CHALLENGE >>
Every line below is to be quoted exactly, with nothing added or dropped.
#### MATERIALS PROVIDED
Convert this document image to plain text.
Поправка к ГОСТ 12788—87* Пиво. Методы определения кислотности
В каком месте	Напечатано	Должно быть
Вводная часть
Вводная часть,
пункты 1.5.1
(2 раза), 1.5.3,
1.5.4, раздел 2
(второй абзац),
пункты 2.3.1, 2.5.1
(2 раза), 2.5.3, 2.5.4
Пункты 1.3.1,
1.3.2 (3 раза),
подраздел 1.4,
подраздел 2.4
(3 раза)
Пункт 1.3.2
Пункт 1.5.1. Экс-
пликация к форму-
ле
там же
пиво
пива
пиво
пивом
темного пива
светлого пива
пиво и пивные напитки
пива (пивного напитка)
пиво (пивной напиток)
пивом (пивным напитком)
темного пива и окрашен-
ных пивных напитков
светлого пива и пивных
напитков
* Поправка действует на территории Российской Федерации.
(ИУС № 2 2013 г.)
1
########
TASK OUTPUT >>
Convert this document image to plain text.
Поправка к ГОСТ 12788—87* Пиво. Методы определения кислотности
В каком месте	Напечатано	Должно быть
Вводная часть
Вводная часть,
пункты 1.5.1
(2 раза), 1.5.3,
1.5.4, раздел 2
(второй абзац),
пункты 2.3.1, 2.5.1
(2 раза), 2.5.3, 2.5.4
Пункты 1.3.1,
1.3.2 (3 раза),
подраздел 1.4,
подраздел 2.4
(3 раза)
Пункт 1.3.2
Пункт 1.5.1. Экс-
пликация к форму-
ле
там же
пиво
пива
пиво
пивом
темного пива
светлого пива
пиво и пивные напитки
пива (пивного напитка)
пиво (пивной напиток)
пивом (пивным напитком)
темного пива и окрашен-
ных пивных напитков
светлого пива и пивных
напитков
* Поправка действует на территории Российской Федерации.
(ИУС № 2 2013 г.)
1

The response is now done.